■ INSTRUCTIONS FOR THE TASK ■
List each line of the data that holds the string "VOIR", please.

■ EXTRACTED ENTRIES ■
**********

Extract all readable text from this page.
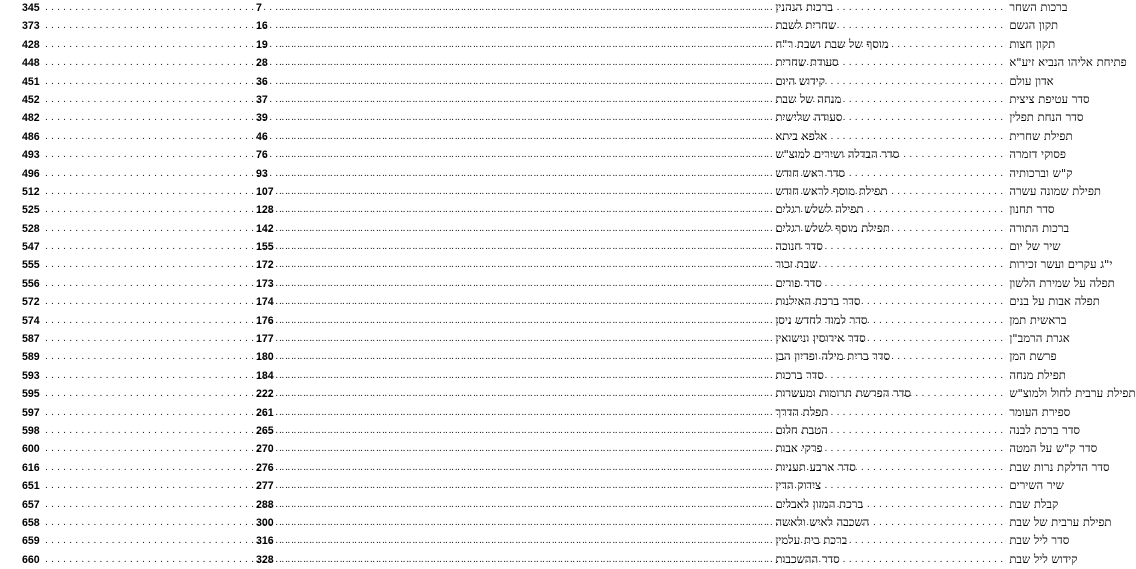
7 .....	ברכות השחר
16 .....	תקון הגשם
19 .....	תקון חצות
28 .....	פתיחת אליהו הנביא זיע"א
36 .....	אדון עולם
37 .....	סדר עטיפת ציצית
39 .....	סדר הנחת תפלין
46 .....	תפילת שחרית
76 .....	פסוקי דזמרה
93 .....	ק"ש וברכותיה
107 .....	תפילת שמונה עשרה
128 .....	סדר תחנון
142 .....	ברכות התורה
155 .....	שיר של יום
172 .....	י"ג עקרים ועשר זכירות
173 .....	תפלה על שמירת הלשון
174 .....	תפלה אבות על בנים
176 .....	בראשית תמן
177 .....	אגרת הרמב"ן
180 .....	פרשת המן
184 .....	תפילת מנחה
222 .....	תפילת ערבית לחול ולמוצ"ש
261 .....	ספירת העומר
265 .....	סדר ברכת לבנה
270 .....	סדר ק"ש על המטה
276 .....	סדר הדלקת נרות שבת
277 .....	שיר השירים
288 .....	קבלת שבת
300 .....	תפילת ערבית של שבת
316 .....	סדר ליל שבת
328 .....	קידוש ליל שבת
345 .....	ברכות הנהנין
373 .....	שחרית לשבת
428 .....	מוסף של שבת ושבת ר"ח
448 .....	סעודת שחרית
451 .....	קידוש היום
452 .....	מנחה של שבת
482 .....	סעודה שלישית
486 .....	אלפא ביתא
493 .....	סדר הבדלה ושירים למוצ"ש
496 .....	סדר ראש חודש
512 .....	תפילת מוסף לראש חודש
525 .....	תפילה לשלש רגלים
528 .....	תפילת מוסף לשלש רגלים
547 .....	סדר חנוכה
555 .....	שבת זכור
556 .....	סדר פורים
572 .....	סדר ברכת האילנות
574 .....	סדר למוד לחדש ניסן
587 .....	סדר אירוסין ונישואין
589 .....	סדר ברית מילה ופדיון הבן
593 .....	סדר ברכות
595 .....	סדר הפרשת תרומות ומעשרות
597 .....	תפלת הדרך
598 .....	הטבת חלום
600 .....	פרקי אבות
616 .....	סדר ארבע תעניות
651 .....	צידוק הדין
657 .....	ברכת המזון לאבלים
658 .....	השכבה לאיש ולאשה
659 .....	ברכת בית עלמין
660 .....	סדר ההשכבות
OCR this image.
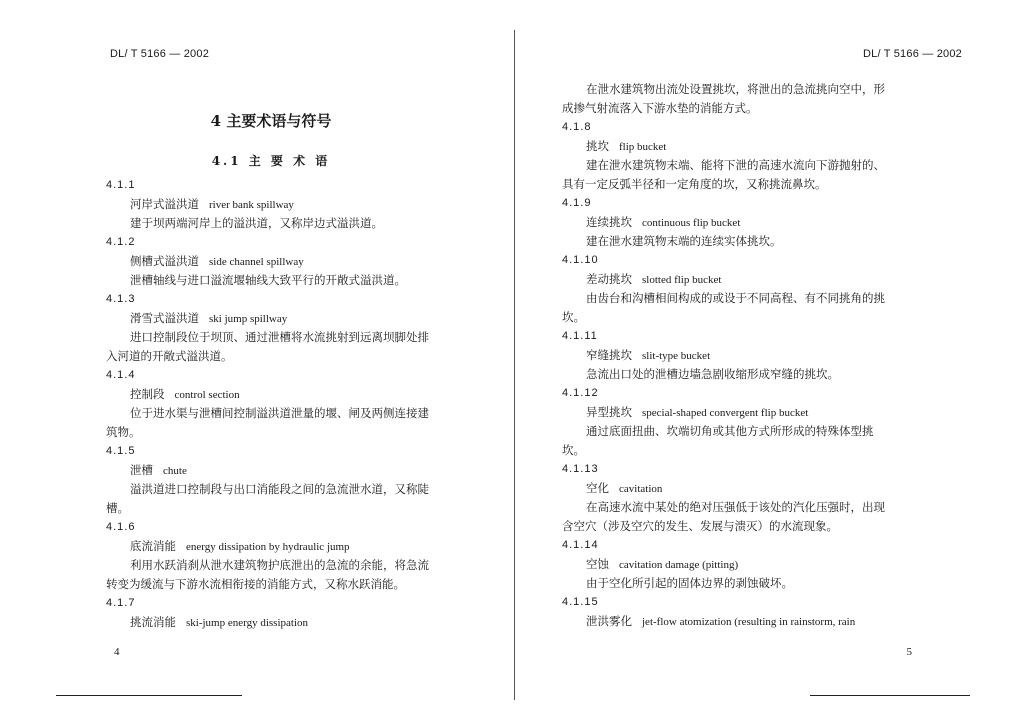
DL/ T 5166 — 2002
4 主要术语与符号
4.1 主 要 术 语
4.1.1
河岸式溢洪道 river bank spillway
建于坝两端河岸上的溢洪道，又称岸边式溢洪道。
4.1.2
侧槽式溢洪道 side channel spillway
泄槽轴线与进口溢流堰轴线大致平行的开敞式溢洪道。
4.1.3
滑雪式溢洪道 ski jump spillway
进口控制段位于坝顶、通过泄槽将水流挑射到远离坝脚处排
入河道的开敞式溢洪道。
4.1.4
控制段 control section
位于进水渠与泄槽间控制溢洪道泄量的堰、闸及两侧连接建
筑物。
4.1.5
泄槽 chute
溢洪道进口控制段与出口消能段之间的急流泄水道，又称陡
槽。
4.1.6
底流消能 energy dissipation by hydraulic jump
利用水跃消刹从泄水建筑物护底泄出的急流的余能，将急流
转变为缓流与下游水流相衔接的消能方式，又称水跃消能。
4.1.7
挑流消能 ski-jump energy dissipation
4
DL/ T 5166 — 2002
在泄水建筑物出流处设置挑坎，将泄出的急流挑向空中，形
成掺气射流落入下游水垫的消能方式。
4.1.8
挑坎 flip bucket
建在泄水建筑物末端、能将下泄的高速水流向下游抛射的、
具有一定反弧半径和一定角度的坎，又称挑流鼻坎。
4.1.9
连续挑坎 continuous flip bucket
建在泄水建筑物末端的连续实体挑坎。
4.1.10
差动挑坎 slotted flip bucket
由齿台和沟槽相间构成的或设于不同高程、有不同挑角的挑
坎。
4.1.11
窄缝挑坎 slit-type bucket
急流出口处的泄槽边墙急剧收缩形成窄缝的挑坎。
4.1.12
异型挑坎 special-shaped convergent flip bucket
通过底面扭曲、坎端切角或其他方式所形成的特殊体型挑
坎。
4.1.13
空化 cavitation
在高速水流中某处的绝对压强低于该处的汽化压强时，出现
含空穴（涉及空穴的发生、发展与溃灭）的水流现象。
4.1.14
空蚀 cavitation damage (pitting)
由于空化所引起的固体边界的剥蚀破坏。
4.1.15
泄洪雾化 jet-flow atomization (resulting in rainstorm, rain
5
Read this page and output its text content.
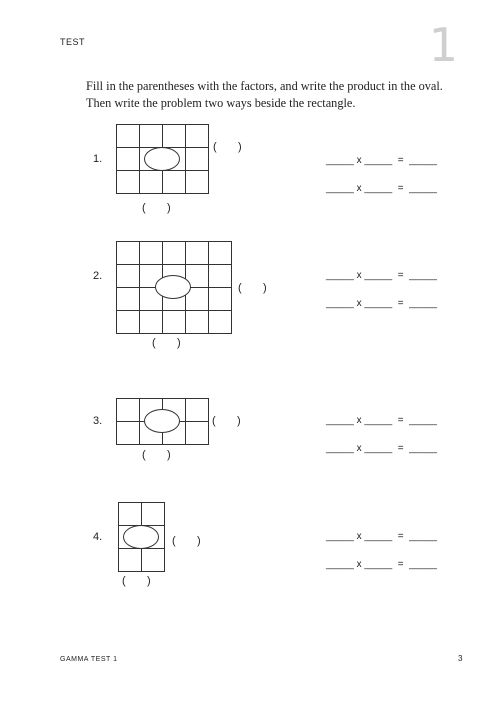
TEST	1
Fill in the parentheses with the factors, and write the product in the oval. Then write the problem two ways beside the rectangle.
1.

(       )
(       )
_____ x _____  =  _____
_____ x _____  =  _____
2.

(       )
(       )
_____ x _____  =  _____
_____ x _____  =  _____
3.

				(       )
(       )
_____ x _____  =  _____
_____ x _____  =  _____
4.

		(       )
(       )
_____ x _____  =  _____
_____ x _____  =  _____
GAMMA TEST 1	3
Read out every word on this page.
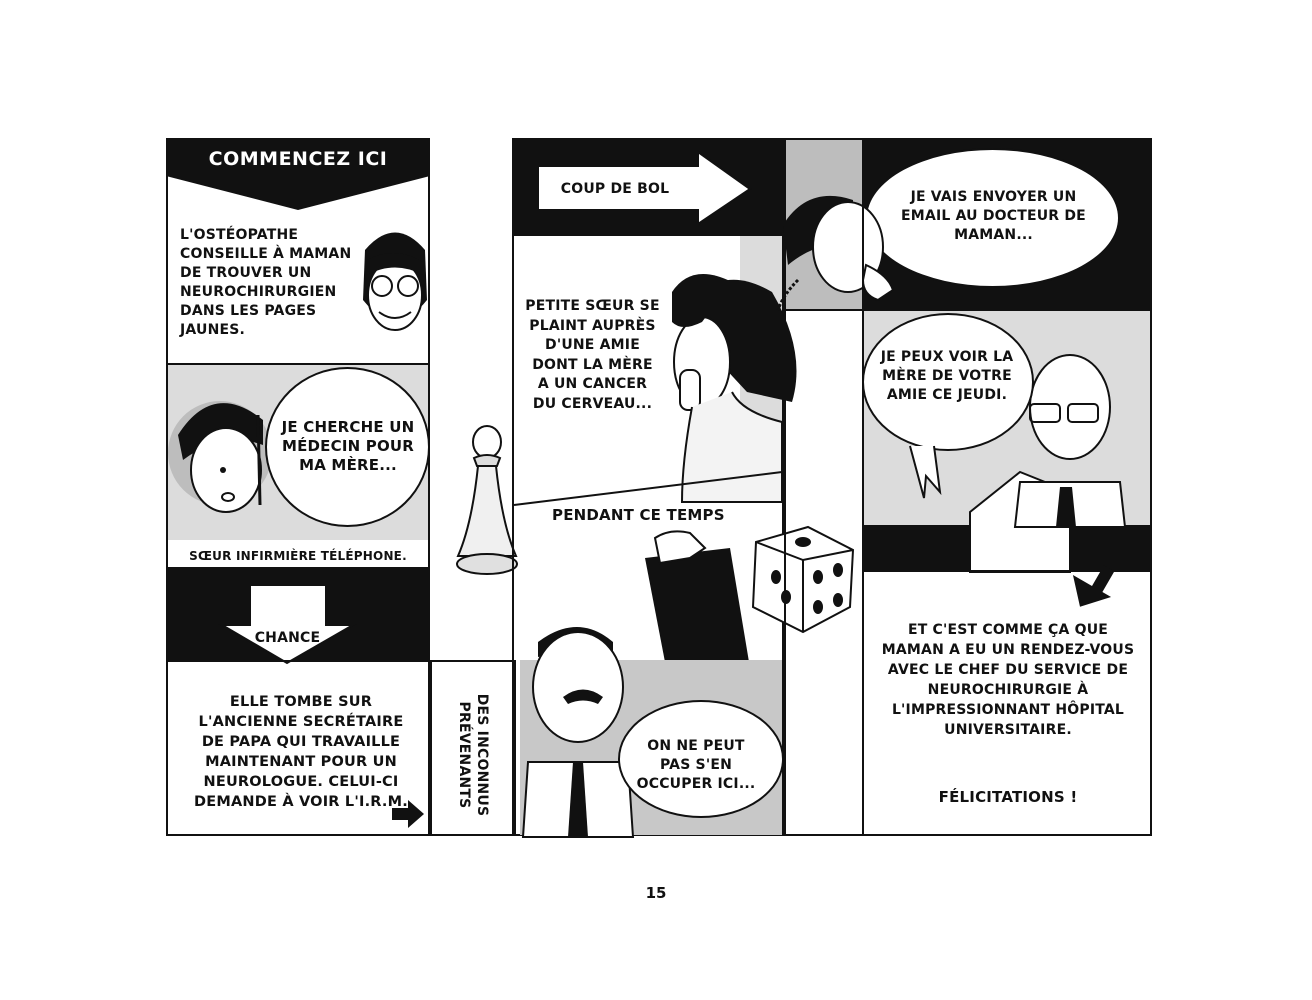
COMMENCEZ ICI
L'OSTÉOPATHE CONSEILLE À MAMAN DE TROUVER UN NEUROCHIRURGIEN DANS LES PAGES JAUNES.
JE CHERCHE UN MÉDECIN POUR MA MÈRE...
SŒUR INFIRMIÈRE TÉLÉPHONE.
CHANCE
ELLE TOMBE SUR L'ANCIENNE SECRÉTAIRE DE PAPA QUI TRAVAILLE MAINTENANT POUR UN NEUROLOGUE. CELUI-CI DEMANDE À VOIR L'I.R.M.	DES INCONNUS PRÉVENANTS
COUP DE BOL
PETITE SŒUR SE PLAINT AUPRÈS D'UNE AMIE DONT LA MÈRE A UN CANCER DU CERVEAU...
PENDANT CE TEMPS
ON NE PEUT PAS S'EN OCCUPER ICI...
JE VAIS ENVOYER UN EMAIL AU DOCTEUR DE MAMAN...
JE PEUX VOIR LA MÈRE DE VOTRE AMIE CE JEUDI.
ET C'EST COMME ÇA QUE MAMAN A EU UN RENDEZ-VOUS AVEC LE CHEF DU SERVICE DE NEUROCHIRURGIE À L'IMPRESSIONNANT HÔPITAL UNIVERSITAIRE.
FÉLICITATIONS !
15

**********

■ PROBLEM SOLUTION ■
ELLE TOMBE SUR L'ANCIENNE SECRÉTAIRE DE PAPA QUI TRAVAILLE MAINTENANT POUR UN NEUROLOGUE. CELUI-CI DEMANDE À VOIR L'I.R.M.	DES INCONNUS PRÉVENANTS
JE PEUX VOIR LA MÈRE DE VOTRE AMIE CE JEUDI.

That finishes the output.